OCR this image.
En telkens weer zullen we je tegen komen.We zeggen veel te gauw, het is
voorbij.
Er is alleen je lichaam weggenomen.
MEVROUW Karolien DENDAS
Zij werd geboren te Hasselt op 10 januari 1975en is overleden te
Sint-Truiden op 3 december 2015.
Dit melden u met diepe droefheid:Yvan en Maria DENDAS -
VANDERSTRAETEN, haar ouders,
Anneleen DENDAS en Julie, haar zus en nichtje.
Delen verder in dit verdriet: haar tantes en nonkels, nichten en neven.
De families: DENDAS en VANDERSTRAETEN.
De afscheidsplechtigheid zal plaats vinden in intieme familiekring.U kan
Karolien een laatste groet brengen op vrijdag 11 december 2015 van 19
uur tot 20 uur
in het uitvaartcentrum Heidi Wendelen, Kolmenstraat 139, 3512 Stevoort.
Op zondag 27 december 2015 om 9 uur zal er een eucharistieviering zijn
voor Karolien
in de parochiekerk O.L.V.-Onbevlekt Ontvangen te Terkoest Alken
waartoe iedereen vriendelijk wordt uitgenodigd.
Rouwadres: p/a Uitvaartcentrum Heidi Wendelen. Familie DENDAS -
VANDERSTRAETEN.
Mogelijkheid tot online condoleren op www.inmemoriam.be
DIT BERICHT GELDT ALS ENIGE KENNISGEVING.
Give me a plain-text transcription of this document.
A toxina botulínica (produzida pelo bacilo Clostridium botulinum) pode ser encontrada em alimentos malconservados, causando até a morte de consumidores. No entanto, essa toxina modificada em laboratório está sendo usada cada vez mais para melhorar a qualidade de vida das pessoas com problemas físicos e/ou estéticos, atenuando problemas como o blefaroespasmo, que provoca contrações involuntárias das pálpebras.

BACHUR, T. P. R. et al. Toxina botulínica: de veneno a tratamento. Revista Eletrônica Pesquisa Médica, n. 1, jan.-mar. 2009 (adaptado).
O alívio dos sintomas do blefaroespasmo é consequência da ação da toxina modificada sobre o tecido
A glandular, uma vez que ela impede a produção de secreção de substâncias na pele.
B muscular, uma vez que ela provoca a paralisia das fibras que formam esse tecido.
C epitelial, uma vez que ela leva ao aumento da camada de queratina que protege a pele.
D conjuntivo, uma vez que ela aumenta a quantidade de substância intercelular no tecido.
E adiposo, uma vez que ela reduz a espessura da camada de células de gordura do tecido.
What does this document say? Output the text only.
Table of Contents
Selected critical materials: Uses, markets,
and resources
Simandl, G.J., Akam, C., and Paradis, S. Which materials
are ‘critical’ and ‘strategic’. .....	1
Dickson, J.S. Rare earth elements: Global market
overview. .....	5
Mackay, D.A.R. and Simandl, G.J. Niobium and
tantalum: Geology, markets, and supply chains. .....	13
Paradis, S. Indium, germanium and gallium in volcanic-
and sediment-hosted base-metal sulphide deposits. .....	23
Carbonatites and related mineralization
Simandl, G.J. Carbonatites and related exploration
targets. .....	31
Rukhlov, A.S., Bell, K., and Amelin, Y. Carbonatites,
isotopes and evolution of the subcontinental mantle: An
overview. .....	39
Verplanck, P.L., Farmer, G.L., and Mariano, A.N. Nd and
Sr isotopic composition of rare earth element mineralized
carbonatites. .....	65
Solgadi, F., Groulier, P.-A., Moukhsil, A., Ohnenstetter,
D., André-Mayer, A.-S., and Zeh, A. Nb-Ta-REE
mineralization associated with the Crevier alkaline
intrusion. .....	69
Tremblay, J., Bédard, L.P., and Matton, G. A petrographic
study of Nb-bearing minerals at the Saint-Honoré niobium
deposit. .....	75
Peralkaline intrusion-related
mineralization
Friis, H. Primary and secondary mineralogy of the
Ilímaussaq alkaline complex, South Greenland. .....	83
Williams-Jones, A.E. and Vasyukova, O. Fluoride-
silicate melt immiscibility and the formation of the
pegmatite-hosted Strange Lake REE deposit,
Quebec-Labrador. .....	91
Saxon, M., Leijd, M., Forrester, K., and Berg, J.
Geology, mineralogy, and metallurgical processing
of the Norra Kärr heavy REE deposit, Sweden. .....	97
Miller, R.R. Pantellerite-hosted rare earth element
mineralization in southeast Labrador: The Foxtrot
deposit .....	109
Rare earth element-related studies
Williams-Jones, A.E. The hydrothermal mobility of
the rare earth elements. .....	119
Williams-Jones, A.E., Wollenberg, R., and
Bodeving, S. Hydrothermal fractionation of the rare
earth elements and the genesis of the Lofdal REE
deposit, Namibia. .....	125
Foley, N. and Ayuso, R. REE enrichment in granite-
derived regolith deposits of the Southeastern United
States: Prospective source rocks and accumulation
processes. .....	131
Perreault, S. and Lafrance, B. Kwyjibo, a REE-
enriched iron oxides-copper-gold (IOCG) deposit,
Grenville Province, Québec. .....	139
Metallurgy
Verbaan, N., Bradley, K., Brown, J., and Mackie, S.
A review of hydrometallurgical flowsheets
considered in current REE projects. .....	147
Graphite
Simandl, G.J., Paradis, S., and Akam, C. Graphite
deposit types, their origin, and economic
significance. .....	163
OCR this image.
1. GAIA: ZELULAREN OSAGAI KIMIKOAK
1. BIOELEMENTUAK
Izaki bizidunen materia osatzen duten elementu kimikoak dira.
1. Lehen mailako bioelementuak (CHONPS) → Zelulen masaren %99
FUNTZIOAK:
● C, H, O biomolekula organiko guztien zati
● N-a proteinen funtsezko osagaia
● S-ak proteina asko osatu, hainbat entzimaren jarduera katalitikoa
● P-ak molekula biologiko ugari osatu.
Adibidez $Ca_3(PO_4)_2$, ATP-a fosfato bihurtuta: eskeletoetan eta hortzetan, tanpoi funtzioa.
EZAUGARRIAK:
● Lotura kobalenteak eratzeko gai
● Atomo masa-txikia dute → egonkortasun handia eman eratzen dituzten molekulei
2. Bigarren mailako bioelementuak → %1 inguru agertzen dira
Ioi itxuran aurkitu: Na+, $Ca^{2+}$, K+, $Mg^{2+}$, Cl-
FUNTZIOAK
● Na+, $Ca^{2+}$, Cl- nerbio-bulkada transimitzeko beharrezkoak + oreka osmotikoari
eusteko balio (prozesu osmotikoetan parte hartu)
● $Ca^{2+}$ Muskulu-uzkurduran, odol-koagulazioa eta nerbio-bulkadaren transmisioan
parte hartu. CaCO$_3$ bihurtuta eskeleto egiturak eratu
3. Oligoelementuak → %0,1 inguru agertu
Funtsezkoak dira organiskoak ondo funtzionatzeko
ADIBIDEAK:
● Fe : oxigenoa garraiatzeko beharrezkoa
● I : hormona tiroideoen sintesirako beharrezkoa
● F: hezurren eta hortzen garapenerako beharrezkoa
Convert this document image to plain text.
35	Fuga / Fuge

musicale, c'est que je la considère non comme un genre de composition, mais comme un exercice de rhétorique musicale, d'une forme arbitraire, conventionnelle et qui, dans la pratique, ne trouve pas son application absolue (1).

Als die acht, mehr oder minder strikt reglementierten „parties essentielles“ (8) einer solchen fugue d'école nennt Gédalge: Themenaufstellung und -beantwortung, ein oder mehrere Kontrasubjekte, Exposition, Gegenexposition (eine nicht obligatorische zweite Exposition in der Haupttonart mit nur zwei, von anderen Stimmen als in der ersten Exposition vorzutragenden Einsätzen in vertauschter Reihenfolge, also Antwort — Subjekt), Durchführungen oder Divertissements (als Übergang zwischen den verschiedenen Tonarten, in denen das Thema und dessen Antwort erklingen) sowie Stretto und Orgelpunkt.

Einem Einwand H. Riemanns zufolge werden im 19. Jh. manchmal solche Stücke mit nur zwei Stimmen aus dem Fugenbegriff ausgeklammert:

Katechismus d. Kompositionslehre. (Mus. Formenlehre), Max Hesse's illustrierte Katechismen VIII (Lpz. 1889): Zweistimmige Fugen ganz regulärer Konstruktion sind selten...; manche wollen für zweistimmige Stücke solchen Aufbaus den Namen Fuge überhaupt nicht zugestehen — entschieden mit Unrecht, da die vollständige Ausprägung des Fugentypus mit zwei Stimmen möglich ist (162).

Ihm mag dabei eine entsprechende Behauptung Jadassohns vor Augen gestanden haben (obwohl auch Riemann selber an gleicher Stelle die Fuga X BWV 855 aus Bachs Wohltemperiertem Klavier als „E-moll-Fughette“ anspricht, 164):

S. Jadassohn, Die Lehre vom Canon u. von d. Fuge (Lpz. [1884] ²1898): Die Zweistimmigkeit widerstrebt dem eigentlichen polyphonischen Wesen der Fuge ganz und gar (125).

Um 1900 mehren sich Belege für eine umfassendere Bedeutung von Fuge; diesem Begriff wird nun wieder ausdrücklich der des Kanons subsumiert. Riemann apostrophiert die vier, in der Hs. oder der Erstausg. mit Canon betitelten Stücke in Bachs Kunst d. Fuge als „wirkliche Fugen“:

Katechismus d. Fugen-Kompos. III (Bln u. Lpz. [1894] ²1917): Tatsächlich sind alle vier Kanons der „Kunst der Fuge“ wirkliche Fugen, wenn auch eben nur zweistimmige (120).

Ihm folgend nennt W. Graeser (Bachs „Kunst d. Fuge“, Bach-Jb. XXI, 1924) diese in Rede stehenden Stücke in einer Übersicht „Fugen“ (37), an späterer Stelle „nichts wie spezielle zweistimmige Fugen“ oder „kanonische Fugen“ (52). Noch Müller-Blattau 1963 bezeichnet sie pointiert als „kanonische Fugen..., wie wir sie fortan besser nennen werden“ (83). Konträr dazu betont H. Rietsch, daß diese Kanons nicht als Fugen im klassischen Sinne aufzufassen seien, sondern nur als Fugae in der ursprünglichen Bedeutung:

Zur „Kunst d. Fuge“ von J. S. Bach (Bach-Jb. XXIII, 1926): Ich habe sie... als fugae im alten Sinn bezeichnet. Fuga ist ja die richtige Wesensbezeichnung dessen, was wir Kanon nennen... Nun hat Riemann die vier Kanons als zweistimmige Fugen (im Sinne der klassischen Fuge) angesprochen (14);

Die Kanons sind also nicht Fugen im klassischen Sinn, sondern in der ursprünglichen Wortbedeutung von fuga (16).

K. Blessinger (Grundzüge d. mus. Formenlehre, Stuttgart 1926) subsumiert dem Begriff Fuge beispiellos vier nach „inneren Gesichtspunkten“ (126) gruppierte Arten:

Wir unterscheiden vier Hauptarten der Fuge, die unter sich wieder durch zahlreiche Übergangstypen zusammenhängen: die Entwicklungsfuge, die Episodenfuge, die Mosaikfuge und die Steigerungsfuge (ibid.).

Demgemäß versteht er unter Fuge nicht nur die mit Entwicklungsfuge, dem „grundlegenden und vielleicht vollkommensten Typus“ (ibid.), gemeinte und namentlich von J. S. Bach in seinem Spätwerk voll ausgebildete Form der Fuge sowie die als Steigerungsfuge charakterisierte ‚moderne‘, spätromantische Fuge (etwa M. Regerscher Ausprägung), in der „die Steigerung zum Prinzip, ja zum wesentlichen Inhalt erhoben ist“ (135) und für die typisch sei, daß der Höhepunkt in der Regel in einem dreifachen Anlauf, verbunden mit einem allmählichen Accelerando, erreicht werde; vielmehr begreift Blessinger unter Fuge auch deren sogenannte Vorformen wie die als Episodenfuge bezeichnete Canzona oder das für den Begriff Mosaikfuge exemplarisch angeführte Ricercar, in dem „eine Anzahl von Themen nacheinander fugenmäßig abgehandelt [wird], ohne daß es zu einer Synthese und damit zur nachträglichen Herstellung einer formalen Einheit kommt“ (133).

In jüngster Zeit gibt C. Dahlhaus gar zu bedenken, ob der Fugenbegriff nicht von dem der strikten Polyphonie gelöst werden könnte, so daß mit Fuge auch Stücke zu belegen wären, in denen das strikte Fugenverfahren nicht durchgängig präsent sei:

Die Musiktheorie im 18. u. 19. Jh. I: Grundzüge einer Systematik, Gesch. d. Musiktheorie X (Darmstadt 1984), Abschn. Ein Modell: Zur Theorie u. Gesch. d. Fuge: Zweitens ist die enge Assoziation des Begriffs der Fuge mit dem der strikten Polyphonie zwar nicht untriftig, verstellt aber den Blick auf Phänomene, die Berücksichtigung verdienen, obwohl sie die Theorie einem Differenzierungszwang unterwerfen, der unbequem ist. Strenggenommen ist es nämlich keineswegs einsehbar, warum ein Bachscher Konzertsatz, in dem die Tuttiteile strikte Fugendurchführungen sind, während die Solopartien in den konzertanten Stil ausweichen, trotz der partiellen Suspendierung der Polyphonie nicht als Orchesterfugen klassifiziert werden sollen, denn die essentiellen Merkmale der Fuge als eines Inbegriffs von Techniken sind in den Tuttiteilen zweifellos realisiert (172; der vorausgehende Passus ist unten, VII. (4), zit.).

Task requirements:
Lines that include the word "Labrador" are to be extracted from the data above.

Finished task:
Quebec-Labrador. .....	91
mineralization in southeast Labrador: The Foxtrot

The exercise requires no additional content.